YOUR OBJECTIVE:
Would it be possible to quote, exactly and in full, the lines from the one with "Parse this chart: output" through the end of the entries below?

Collected data
»»

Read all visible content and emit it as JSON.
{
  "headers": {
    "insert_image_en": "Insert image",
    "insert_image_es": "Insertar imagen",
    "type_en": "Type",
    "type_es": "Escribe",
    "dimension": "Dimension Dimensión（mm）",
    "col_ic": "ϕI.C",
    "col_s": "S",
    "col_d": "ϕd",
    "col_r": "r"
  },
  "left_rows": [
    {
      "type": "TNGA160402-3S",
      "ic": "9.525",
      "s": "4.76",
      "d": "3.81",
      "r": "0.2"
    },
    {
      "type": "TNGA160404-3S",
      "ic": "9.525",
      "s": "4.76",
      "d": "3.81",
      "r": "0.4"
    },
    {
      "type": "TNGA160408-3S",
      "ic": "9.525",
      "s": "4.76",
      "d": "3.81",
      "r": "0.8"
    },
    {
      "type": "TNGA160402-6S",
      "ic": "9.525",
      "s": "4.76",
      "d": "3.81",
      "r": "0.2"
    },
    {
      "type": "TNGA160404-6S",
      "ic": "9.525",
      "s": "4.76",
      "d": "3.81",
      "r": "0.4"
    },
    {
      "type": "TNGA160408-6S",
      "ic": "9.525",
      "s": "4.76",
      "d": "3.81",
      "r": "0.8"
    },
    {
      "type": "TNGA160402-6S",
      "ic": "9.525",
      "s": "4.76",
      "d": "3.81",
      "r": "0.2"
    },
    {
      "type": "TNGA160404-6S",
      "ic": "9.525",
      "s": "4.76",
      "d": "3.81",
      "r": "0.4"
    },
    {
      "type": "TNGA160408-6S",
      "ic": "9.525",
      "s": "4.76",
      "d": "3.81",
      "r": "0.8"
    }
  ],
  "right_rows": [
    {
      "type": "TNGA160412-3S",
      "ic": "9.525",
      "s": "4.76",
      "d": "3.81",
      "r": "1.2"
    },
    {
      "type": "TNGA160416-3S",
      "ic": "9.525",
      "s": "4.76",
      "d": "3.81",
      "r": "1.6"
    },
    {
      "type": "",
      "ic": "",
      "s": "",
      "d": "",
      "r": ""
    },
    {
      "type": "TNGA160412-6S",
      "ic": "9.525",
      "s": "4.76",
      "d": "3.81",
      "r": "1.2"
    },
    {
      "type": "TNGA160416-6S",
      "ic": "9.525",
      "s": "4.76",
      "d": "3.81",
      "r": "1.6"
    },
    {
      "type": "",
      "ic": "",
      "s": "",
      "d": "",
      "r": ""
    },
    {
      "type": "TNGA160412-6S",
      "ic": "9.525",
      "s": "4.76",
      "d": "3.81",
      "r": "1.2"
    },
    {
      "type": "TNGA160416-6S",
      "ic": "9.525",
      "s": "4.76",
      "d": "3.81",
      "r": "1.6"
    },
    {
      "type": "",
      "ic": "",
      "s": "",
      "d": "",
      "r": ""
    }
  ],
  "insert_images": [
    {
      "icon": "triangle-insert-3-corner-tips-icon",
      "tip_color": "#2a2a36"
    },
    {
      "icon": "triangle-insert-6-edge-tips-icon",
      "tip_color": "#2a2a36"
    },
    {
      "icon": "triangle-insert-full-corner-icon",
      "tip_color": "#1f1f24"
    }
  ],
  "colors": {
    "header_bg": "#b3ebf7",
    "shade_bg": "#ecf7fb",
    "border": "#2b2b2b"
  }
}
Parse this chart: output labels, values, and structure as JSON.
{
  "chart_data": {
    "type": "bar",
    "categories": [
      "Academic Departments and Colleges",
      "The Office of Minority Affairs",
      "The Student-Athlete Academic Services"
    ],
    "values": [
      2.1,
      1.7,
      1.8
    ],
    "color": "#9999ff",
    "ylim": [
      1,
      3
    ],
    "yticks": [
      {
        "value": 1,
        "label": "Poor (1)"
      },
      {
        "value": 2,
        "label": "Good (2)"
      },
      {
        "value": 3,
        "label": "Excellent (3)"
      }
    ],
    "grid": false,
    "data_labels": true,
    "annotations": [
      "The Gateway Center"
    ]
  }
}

««

FINISHED TASK:
Parse this chart: output labels, values, and structure as JSON.
{
  "chart_data": {
    "type": "bar",
    "categories": [
      "Academic Departments and Colleges",
      "The Office of Minority Affairs",
      "The Student-Athlete Academic Services"
    ],
    "values": [
      2.1,
      1.7,
      1.8
    ],
    "color": "#9999ff",
    "ylim": [
      1,
      3
    ],
    "yticks": [
      {
        "value": 1,
        "label": "Poor (1)"
      },
      {
        "value": 2,
        "label": "Good (2)"
      },
      {
        "value": 3,
        "label": "Excellent (3)"
      }
    ],
    "grid": false,
    "data_labels": true,
    "annotations": [
      "The Gateway Center"
    ]
  }
}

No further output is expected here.